- _GIVEN EXERCISE_
From the records, pick out and copy each line containing "erneut".

-- START OF EXTRACTED INFORMATION --

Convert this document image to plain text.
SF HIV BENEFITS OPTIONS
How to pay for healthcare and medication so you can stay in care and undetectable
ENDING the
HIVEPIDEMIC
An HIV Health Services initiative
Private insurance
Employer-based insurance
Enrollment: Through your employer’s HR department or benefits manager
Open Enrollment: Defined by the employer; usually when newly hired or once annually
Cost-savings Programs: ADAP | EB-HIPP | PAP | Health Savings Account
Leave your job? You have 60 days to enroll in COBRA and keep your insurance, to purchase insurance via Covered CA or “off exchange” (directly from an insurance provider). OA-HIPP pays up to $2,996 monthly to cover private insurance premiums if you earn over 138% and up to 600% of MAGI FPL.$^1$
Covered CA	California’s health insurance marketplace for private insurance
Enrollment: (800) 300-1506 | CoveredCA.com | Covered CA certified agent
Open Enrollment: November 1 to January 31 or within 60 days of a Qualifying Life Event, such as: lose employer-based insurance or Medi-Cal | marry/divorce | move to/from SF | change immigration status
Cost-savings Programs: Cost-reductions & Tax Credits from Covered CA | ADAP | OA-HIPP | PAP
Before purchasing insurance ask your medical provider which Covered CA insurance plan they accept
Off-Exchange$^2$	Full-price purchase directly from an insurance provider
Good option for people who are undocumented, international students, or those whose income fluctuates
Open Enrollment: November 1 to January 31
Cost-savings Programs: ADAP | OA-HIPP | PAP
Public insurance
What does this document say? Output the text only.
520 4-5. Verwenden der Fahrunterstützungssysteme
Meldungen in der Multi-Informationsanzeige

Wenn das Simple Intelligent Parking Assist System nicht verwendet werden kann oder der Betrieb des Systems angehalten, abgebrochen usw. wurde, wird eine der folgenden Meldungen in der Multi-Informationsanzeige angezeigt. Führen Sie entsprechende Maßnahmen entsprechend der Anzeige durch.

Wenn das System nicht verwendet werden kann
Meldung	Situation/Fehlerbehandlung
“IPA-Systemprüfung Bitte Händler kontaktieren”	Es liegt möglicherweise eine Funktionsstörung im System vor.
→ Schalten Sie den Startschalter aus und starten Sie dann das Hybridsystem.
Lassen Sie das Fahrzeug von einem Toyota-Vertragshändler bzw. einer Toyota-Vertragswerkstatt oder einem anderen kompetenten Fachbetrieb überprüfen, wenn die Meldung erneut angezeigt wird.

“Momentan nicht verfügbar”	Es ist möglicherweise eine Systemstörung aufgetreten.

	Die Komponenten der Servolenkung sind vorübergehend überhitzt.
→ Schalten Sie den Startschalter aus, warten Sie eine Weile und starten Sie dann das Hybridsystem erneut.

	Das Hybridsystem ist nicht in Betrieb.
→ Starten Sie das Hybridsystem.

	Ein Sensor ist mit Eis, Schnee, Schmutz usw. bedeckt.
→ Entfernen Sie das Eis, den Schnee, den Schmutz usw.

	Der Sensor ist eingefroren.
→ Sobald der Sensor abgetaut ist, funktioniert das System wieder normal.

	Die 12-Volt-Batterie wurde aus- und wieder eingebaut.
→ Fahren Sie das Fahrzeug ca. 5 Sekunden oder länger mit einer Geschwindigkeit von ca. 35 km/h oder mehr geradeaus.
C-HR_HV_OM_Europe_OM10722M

-- END OF EXTRACTED INFORMATION --

- _RESPONSE_
Lassen Sie das Fahrzeug von einem Toyota-Vertragshändler bzw. einer Toyota-Vertragswerkstatt oder einem anderen kompetenten Fachbetrieb überprüfen, wenn die Meldung erneut angezeigt wird.
→ Schalten Sie den Startschalter aus, warten Sie eine Weile und starten Sie dann das Hybridsystem erneut.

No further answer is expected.